Could you write out the records below exactly as they appear?

═══ SOURCE MATERIAL

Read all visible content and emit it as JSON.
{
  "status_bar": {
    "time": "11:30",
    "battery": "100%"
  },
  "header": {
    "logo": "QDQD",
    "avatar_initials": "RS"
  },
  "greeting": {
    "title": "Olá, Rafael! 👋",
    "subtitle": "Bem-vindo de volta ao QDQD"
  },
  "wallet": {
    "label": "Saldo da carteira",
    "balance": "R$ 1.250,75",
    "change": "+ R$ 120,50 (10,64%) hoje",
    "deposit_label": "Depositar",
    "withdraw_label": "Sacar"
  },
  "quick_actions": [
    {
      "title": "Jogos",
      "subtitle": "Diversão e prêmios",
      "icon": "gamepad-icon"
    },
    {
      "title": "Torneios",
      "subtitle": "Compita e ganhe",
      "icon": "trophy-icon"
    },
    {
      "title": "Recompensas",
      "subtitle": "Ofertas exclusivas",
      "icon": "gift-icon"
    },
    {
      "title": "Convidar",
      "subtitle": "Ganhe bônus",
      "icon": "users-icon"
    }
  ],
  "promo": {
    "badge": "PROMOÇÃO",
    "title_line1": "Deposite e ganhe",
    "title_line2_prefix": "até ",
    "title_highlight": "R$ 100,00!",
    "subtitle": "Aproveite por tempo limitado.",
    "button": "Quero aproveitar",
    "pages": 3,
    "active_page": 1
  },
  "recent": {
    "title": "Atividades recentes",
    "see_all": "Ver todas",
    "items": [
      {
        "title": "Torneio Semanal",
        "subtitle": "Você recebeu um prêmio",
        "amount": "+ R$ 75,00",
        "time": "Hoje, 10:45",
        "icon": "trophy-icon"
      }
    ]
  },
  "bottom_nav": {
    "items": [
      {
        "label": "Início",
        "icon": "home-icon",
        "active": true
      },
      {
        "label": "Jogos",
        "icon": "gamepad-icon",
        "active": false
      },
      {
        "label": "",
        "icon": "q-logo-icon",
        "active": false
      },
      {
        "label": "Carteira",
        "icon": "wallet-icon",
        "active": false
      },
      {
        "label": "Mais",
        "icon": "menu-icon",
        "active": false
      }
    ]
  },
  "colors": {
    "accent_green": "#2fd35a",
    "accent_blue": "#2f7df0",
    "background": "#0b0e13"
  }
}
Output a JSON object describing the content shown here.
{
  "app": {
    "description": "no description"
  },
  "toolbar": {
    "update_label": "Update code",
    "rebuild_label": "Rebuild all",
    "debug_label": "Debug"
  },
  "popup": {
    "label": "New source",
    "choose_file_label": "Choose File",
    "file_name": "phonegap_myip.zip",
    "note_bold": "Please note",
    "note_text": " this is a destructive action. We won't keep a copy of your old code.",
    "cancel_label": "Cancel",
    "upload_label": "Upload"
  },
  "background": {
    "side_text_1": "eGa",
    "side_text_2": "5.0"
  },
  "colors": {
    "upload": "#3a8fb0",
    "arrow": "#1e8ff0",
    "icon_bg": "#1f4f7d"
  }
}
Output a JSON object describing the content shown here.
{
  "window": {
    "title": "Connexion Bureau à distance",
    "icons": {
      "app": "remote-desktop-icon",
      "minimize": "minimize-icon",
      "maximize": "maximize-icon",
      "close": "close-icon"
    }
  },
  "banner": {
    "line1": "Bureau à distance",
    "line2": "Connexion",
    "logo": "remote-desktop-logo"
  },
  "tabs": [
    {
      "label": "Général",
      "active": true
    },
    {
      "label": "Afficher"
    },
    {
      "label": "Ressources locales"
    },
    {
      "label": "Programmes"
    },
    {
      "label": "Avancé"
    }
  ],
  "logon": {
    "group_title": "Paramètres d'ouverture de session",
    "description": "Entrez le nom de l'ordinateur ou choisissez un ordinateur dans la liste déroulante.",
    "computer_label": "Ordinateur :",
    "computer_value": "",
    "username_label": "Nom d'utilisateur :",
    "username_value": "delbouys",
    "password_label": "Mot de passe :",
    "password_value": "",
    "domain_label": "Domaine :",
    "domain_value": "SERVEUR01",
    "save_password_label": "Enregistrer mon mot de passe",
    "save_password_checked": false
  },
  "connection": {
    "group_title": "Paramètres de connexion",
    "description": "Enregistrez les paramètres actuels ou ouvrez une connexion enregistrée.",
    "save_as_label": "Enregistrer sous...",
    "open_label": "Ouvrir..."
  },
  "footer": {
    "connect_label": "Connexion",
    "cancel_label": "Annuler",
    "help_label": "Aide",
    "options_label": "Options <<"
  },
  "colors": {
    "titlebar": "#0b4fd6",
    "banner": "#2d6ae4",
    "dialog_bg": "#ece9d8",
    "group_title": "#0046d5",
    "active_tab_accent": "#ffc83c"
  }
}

══════

— TASK RESPONSE —
Read all visible content and emit it as JSON.
{
  "status_bar": {
    "time": "11:30",
    "battery": "100%"
  },
  "header": {
    "logo": "QDQD",
    "avatar_initials": "RS"
  },
  "greeting": {
    "title": "Olá, Rafael! 👋",
    "subtitle": "Bem-vindo de volta ao QDQD"
  },
  "wallet": {
    "label": "Saldo da carteira",
    "balance": "R$ 1.250,75",
    "change": "+ R$ 120,50 (10,64%) hoje",
    "deposit_label": "Depositar",
    "withdraw_label": "Sacar"
  },
  "quick_actions": [
    {
      "title": "Jogos",
      "subtitle": "Diversão e prêmios",
      "icon": "gamepad-icon"
    },
    {
      "title": "Torneios",
      "subtitle": "Compita e ganhe",
      "icon": "trophy-icon"
    },
    {
      "title": "Recompensas",
      "subtitle": "Ofertas exclusivas",
      "icon": "gift-icon"
    },
    {
      "title": "Convidar",
      "subtitle": "Ganhe bônus",
      "icon": "users-icon"
    }
  ],
  "promo": {
    "badge": "PROMOÇÃO",
    "title_line1": "Deposite e ganhe",
    "title_line2_prefix": "até ",
    "title_highlight": "R$ 100,00!",
    "subtitle": "Aproveite por tempo limitado.",
    "button": "Quero aproveitar",
    "pages": 3,
    "active_page": 1
  },
  "recent": {
    "title": "Atividades recentes",
    "see_all": "Ver todas",
    "items": [
      {
        "title": "Torneio Semanal",
        "subtitle": "Você recebeu um prêmio",
        "amount": "+ R$ 75,00",
        "time": "Hoje, 10:45",
        "icon": "trophy-icon"
      }
    ]
  },
  "bottom_nav": {
    "items": [
      {
        "label": "Início",
        "icon": "home-icon",
        "active": true
      },
      {
        "label": "Jogos",
        "icon": "gamepad-icon",
        "active": false
      },
      {
        "label": "",
        "icon": "q-logo-icon",
        "active": false
      },
      {
        "label": "Carteira",
        "icon": "wallet-icon",
        "active": false
      },
      {
        "label": "Mais",
        "icon": "menu-icon",
        "active": false
      }
    ]
  },
  "colors": {
    "accent_green": "#2fd35a",
    "accent_blue": "#2f7df0",
    "background": "#0b0e13"
  }
}
Output a JSON object describing the content shown here.
{
  "app": {
    "description": "no description"
  },
  "toolbar": {
    "update_label": "Update code",
    "rebuild_label": "Rebuild all",
    "debug_label": "Debug"
  },
  "popup": {
    "label": "New source",
    "choose_file_label": "Choose File",
    "file_name": "phonegap_myip.zip",
    "note_bold": "Please note",
    "note_text": " this is a destructive action. We won't keep a copy of your old code.",
    "cancel_label": "Cancel",
    "upload_label": "Upload"
  },
  "background": {
    "side_text_1": "eGa",
    "side_text_2": "5.0"
  },
  "colors": {
    "upload": "#3a8fb0",
    "arrow": "#1e8ff0",
    "icon_bg": "#1f4f7d"
  }
}
Output a JSON object describing the content shown here.
{
  "window": {
    "title": "Connexion Bureau à distance",
    "icons": {
      "app": "remote-desktop-icon",
      "minimize": "minimize-icon",
      "maximize": "maximize-icon",
      "close": "close-icon"
    }
  },
  "banner": {
    "line1": "Bureau à distance",
    "line2": "Connexion",
    "logo": "remote-desktop-logo"
  },
  "tabs": [
    {
      "label": "Général",
      "active": true
    },
    {
      "label": "Afficher"
    },
    {
      "label": "Ressources locales"
    },
    {
      "label": "Programmes"
    },
    {
      "label": "Avancé"
    }
  ],
  "logon": {
    "group_title": "Paramètres d'ouverture de session",
    "description": "Entrez le nom de l'ordinateur ou choisissez un ordinateur dans la liste déroulante.",
    "computer_label": "Ordinateur :",
    "computer_value": "",
    "username_label": "Nom d'utilisateur :",
    "username_value": "delbouys",
    "password_label": "Mot de passe :",
    "password_value": "",
    "domain_label": "Domaine :",
    "domain_value": "SERVEUR01",
    "save_password_label": "Enregistrer mon mot de passe",
    "save_password_checked": false
  },
  "connection": {
    "group_title": "Paramètres de connexion",
    "description": "Enregistrez les paramètres actuels ou ouvrez une connexion enregistrée.",
    "save_as_label": "Enregistrer sous...",
    "open_label": "Ouvrir..."
  },
  "footer": {
    "connect_label": "Connexion",
    "cancel_label": "Annuler",
    "help_label": "Aide",
    "options_label": "Options <<"
  },
  "colors": {
    "titlebar": "#0b4fd6",
    "banner": "#2d6ae4",
    "dialog_bg": "#ece9d8",
    "group_title": "#0046d5",
    "active_tab_accent": "#ffc83c"
  }
}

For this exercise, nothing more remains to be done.